Collect each line of the entries that holds the string "JSON".

[START OF Material provided]

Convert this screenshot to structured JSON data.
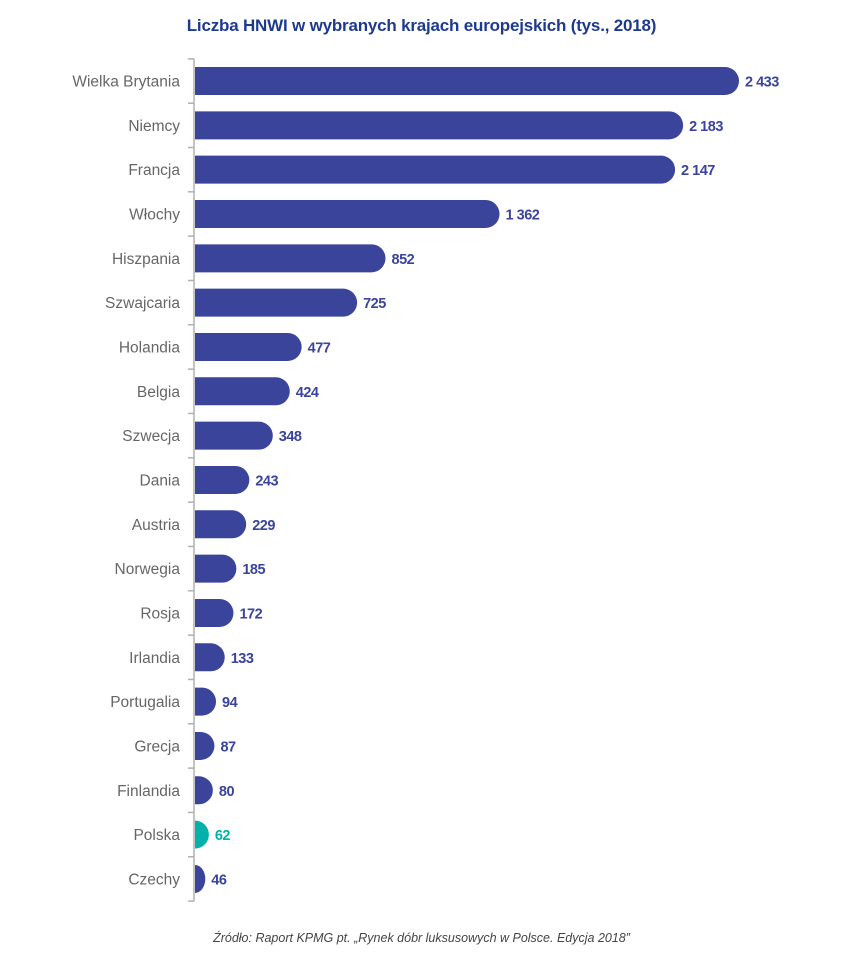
{
  "chart_data": {
    "type": "bar",
    "orientation": "horizontal",
    "title": "Liczba HNWI w wybranych krajach europejskich (tys., 2018)",
    "categories": [
      "Wielka Brytania",
      "Niemcy",
      "Francja",
      "Włochy",
      "Hiszpania",
      "Szwajcaria",
      "Holandia",
      "Belgia",
      "Szwecja",
      "Dania",
      "Austria",
      "Norwegia",
      "Rosja",
      "Irlandia",
      "Portugalia",
      "Grecja",
      "Finlandia",
      "Polska",
      "Czechy"
    ],
    "values": [
      2433,
      2183,
      2147,
      1362,
      852,
      725,
      477,
      424,
      348,
      243,
      229,
      185,
      172,
      133,
      94,
      87,
      80,
      62,
      46
    ],
    "data_labels": [
      "2 433",
      "2 183",
      "2 147",
      "1 362",
      "852",
      "725",
      "477",
      "424",
      "348",
      "243",
      "229",
      "185",
      "172",
      "133",
      "94",
      "87",
      "80",
      "62",
      "46"
    ],
    "highlight": "Polska",
    "colors": {
      "bar": "#3a449a",
      "highlight": "#00b2a9",
      "title": "#1e3a8f",
      "label": "#666666",
      "axis": "#b0b0b0"
    },
    "xlim": [
      0,
      2433
    ],
    "grid": false,
    "legend": "none",
    "source": "Źródło: Raport KPMG pt. „Rynek dóbr luksusowych w Polsce. Edycja 2018”"
  }
}
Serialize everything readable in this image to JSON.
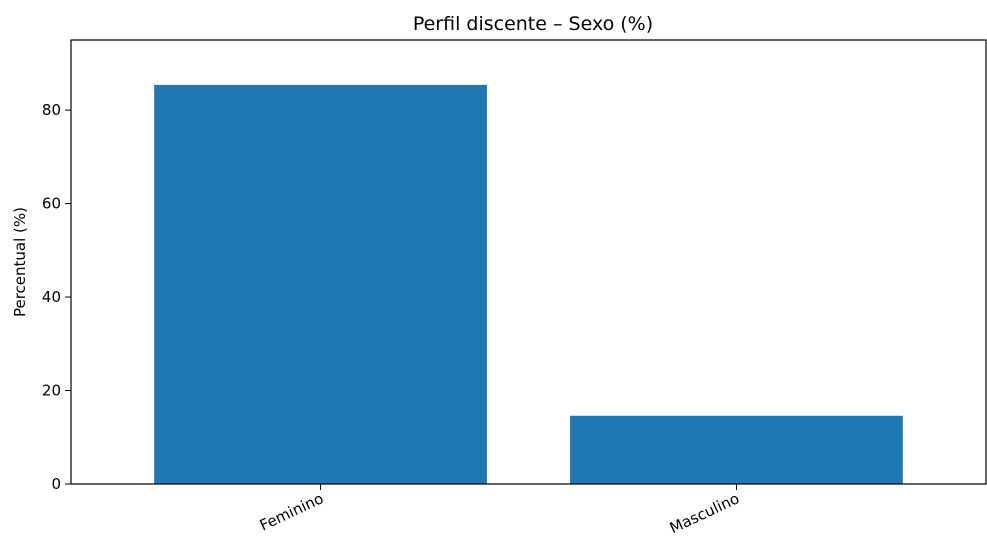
{
  "chart_data": {
    "type": "bar",
    "title": "Perfil discente – Sexo (%)",
    "xlabel": "",
    "ylabel": "Percentual (%)",
    "categories": [
      "Feminino",
      "Masculino"
    ],
    "values": [
      85.4,
      14.6
    ],
    "ylim": [
      0,
      95
    ],
    "yticks": [
      0,
      20,
      40,
      60,
      80
    ],
    "colors": {
      "bar": "#1f77b4",
      "axis": "#000000"
    },
    "grid": false,
    "legend": "none"
  }
}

[END OF Material provided]

Finished task:
Convert this screenshot to structured JSON data.
Serialize everything readable in this image to JSON.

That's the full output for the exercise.